## WHAT THE TASK REQUIRES
Give only the number of lines in the listing below where the string "JSON" occurs.

[Entries with figure data]

## begin

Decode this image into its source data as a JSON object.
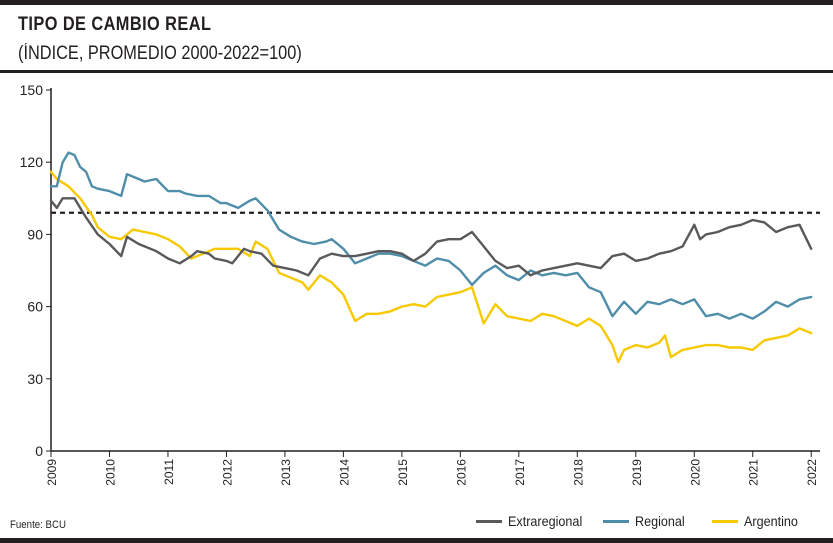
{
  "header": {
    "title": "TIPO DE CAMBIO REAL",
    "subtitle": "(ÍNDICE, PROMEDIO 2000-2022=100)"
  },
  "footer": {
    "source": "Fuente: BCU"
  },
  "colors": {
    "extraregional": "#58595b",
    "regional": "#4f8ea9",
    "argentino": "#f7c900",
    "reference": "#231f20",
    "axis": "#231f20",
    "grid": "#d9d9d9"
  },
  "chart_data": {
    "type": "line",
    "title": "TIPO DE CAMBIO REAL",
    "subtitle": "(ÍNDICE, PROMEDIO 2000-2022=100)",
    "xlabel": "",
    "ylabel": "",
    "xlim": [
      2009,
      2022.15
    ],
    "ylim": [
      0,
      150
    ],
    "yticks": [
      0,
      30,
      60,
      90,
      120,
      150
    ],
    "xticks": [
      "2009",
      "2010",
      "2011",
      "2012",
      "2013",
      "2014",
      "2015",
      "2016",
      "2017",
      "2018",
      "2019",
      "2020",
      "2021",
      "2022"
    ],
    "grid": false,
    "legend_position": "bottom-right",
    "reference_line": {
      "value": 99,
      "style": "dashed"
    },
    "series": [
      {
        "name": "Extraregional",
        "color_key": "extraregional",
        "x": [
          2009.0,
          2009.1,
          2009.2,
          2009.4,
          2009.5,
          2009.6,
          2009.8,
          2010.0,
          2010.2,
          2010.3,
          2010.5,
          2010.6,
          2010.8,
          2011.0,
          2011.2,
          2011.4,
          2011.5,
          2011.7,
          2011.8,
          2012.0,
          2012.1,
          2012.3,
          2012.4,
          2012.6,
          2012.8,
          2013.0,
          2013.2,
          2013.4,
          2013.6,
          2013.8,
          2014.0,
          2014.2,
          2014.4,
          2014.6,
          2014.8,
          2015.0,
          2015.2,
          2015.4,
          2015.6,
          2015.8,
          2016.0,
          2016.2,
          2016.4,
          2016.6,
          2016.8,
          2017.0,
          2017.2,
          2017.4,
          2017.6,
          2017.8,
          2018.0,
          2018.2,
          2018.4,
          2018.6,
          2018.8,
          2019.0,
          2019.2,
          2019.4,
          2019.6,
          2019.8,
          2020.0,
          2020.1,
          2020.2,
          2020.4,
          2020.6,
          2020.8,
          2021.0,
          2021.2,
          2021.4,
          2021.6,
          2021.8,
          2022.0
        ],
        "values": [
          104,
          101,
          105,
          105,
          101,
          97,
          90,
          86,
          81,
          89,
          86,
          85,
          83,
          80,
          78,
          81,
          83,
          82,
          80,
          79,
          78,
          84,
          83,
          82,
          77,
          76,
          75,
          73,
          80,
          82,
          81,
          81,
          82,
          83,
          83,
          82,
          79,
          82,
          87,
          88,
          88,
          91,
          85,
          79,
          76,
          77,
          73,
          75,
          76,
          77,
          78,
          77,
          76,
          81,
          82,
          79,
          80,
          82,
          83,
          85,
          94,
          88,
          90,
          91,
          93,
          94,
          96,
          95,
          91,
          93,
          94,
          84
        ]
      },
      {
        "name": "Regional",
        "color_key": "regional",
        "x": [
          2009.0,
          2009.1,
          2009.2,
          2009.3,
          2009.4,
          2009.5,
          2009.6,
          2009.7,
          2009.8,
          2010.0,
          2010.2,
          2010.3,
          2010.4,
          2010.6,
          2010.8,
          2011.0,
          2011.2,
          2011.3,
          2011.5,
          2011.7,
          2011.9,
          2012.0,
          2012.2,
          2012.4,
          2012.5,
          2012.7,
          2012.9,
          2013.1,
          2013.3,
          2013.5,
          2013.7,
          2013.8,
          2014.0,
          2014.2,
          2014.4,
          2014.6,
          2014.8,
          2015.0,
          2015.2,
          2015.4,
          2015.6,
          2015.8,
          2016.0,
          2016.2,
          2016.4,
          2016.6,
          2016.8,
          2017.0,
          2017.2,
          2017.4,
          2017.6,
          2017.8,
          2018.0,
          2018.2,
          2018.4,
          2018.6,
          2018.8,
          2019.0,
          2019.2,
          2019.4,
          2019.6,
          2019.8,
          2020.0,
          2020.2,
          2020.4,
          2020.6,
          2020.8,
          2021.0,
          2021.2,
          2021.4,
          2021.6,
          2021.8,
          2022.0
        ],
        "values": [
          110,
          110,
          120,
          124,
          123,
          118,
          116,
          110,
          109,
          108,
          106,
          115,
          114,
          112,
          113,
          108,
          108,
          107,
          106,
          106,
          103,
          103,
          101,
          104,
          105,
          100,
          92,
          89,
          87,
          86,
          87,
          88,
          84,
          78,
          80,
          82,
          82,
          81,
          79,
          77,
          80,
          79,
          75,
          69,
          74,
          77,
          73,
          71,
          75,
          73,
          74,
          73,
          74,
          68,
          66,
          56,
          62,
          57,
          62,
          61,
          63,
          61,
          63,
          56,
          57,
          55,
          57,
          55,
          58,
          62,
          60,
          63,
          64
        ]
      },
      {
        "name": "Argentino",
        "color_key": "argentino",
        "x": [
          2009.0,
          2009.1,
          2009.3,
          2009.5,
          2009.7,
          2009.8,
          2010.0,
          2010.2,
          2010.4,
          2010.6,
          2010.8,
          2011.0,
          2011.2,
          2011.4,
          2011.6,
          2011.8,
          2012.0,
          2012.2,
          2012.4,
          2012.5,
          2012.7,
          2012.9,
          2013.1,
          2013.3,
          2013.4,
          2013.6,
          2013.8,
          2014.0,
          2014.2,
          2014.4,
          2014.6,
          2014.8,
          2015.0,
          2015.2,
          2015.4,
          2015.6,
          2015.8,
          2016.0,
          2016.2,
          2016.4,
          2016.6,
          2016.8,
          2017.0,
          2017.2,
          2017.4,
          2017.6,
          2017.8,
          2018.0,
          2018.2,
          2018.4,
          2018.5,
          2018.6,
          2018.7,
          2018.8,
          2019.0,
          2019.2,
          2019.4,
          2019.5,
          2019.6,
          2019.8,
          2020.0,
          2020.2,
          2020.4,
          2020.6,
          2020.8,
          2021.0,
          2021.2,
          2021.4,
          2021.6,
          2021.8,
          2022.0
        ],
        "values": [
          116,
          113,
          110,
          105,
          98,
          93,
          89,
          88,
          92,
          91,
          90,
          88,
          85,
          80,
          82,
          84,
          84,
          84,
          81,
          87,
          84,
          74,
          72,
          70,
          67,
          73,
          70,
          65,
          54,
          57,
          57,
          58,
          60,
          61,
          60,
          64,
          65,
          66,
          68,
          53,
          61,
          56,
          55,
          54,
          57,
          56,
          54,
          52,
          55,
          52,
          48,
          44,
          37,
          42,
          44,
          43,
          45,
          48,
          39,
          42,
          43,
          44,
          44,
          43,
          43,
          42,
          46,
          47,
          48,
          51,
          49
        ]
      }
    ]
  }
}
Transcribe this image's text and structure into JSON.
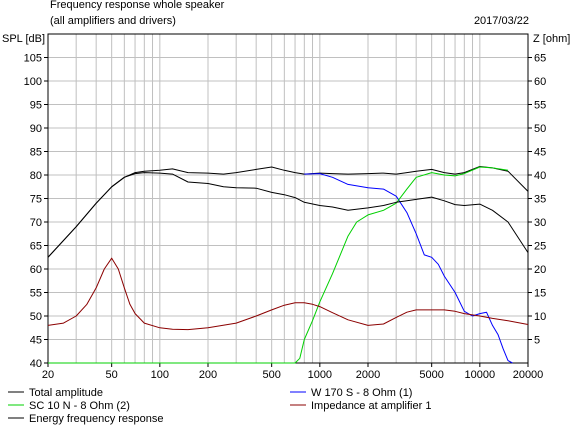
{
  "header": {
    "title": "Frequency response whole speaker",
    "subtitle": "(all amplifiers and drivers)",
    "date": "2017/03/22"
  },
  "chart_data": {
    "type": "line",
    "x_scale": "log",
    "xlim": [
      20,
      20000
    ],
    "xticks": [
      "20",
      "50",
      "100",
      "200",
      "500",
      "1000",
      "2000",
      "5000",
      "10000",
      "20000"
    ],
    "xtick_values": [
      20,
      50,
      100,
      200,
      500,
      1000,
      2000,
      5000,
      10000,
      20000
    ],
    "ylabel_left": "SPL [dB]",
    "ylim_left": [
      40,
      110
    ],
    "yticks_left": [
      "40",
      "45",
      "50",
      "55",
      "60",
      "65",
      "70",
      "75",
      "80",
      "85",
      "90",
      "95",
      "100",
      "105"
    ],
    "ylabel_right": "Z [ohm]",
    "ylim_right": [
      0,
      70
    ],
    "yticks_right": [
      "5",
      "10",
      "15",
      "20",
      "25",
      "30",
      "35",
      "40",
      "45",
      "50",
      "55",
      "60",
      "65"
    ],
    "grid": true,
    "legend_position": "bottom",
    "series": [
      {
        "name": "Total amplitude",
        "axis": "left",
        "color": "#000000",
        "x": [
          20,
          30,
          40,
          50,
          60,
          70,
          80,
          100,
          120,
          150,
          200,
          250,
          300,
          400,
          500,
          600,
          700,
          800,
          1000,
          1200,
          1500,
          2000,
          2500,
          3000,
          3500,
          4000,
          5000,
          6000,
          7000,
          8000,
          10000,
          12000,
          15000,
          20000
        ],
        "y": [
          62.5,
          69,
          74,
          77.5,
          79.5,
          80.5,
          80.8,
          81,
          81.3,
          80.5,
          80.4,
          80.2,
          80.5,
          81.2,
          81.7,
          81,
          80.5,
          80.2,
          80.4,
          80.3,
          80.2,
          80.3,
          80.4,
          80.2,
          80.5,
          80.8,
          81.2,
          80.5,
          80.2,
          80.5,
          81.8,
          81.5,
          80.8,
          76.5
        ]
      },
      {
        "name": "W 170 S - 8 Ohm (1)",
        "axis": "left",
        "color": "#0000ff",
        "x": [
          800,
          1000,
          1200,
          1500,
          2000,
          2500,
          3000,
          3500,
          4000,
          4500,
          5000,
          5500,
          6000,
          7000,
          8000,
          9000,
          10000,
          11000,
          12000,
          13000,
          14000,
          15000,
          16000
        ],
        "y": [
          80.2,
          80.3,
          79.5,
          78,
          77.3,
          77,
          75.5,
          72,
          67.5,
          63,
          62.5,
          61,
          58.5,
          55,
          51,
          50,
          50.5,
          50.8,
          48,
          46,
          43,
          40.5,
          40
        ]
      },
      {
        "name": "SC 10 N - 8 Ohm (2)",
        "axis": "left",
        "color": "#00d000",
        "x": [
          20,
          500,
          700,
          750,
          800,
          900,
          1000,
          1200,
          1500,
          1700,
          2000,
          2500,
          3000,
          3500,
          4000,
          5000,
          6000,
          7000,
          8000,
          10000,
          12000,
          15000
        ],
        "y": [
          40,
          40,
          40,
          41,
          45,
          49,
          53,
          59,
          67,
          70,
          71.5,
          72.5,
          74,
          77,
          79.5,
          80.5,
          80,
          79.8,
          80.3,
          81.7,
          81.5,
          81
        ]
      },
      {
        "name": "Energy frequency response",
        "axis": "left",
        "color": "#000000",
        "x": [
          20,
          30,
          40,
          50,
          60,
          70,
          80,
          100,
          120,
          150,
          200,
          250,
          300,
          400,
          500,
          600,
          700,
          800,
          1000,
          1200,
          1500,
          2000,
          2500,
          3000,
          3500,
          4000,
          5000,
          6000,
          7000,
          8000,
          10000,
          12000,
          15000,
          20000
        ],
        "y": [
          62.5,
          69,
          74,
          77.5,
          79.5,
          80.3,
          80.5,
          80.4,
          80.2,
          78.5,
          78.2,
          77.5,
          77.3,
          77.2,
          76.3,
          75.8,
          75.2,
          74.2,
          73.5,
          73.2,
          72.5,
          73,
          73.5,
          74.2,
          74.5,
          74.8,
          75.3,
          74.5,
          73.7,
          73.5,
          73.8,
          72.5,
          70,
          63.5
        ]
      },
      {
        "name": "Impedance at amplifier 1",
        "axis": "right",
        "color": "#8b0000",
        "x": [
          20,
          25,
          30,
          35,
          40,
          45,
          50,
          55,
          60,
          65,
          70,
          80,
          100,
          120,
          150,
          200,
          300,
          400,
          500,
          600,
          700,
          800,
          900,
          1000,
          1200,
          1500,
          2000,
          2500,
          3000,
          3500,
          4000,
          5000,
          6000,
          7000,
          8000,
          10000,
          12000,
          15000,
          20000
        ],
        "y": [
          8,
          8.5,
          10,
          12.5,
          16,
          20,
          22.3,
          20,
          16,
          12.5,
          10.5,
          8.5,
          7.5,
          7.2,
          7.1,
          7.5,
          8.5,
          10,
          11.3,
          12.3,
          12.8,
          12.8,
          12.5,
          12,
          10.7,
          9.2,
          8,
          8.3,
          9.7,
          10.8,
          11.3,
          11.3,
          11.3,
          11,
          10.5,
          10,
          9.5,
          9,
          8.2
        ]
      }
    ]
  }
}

## end

## COMPLETE RESPONSE
2